→ DESCRIPTION OF THE TASK:
Using the records below, locate all lines containing "تحویل" and return them.
::::
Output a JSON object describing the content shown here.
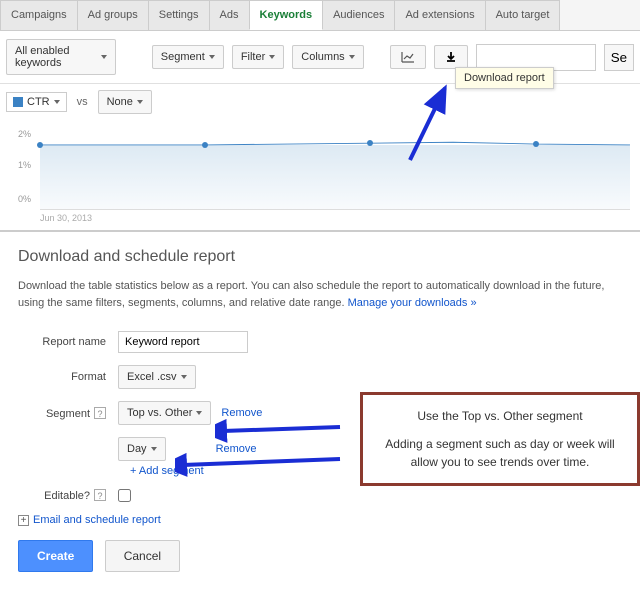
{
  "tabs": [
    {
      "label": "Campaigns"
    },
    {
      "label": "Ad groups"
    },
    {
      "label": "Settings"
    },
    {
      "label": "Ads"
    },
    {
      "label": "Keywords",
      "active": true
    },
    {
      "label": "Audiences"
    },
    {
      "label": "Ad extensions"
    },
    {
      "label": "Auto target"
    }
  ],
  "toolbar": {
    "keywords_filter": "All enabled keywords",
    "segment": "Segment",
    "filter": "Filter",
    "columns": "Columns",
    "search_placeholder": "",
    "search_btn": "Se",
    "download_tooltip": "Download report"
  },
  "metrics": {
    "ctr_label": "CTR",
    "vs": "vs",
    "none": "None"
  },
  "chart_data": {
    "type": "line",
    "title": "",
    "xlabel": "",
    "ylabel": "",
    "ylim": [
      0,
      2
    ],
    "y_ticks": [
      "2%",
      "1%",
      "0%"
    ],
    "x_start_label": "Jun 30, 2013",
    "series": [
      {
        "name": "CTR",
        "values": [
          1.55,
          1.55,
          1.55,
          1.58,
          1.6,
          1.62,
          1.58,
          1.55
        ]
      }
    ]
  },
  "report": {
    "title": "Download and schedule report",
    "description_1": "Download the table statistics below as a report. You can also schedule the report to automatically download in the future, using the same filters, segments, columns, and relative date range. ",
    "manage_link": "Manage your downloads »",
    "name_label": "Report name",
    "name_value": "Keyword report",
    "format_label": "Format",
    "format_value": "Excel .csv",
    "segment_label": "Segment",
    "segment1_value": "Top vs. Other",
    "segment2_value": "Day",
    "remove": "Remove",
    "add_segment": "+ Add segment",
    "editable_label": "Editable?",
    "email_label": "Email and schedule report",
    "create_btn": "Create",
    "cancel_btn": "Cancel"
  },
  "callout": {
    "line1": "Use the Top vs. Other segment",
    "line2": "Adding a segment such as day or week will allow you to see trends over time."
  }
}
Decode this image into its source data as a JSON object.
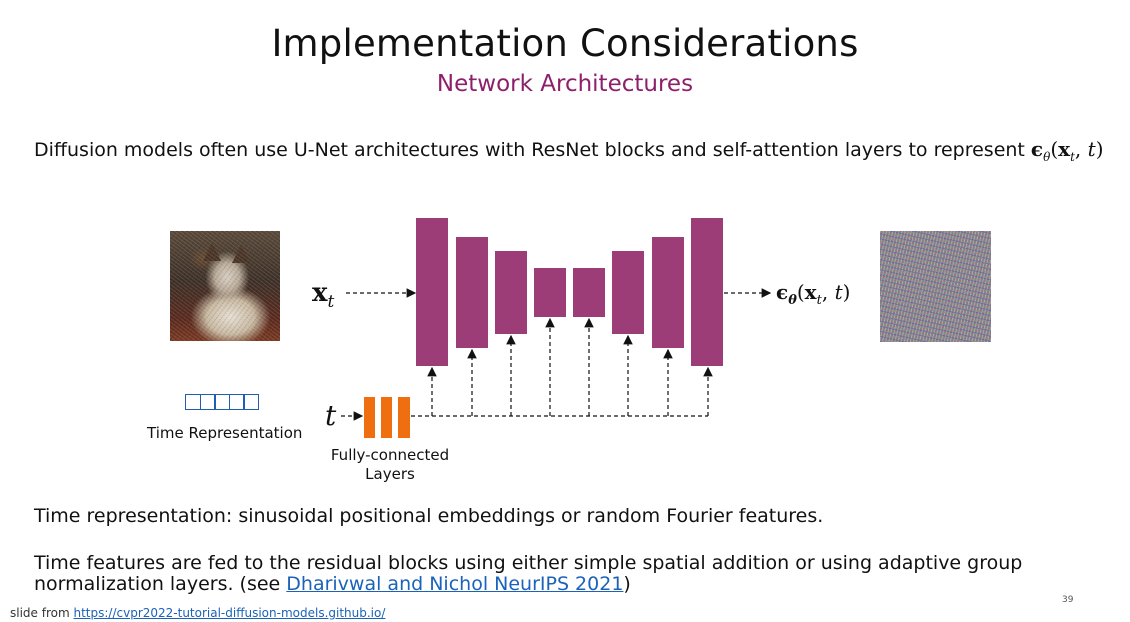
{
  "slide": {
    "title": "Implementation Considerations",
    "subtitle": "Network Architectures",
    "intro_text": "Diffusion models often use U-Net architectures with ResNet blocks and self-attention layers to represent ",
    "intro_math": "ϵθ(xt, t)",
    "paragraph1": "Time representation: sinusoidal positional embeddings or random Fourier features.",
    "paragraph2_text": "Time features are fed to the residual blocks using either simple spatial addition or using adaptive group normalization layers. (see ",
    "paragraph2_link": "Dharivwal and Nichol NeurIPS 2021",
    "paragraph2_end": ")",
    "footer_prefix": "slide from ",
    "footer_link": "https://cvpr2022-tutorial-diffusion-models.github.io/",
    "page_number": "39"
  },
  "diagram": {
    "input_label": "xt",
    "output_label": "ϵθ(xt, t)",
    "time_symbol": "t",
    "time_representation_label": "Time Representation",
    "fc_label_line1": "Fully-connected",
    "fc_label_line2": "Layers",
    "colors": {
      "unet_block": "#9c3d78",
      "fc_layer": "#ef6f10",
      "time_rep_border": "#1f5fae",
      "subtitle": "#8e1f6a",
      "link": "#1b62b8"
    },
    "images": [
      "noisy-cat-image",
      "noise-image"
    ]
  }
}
::::
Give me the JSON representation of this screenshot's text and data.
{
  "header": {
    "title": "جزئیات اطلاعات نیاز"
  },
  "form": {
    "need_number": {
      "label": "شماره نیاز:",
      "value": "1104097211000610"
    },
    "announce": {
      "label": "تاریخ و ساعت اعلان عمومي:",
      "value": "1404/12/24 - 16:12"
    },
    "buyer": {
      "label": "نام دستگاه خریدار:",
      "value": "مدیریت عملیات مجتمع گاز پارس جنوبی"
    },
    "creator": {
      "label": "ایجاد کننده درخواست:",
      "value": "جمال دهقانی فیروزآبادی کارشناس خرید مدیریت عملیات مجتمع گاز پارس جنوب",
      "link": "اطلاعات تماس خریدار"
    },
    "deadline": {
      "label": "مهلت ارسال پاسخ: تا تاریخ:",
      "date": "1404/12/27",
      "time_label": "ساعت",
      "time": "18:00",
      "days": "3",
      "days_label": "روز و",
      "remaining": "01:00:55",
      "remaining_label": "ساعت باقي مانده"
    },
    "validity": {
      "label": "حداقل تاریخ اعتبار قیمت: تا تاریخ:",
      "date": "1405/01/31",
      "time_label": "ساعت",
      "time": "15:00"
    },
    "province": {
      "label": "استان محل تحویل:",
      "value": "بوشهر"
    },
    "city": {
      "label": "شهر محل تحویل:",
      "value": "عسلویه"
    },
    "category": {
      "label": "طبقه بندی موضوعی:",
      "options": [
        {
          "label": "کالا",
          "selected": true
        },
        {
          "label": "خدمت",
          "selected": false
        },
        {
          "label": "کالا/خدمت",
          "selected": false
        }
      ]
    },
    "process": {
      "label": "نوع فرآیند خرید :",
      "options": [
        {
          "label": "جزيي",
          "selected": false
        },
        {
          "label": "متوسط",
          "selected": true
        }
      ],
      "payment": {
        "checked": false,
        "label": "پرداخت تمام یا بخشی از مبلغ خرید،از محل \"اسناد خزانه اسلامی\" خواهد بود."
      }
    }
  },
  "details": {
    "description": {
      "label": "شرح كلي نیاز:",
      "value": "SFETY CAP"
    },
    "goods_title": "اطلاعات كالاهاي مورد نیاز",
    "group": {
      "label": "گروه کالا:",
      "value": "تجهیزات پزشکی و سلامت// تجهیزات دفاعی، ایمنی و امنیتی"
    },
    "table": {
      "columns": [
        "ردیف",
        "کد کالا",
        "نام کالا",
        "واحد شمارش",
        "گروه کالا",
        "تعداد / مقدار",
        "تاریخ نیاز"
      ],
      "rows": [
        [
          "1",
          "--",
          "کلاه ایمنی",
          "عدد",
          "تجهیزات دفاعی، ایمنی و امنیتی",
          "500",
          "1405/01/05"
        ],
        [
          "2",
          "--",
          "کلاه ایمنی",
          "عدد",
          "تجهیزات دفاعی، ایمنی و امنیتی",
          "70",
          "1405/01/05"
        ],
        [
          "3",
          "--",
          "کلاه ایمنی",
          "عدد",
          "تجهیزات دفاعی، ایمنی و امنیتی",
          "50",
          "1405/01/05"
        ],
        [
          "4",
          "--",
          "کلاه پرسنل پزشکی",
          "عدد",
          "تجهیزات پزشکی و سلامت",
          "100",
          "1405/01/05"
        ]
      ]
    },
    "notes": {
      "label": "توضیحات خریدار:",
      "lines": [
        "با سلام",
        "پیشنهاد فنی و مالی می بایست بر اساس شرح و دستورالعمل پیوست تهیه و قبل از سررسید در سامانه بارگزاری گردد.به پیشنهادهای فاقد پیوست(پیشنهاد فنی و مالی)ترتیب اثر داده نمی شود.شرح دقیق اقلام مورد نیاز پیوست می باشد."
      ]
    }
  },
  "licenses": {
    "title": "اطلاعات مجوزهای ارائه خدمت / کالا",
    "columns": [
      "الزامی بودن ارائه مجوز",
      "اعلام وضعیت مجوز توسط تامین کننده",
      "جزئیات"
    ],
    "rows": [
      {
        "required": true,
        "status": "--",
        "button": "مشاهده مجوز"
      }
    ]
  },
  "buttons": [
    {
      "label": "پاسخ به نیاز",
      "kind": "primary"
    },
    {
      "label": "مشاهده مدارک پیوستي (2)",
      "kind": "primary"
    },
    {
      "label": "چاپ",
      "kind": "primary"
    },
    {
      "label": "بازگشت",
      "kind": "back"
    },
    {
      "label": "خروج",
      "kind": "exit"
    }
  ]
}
::::
→ THE COMPLETED TASK:
      "label": "استان محل تحویل:",
      "label": "شهر محل تحویل:",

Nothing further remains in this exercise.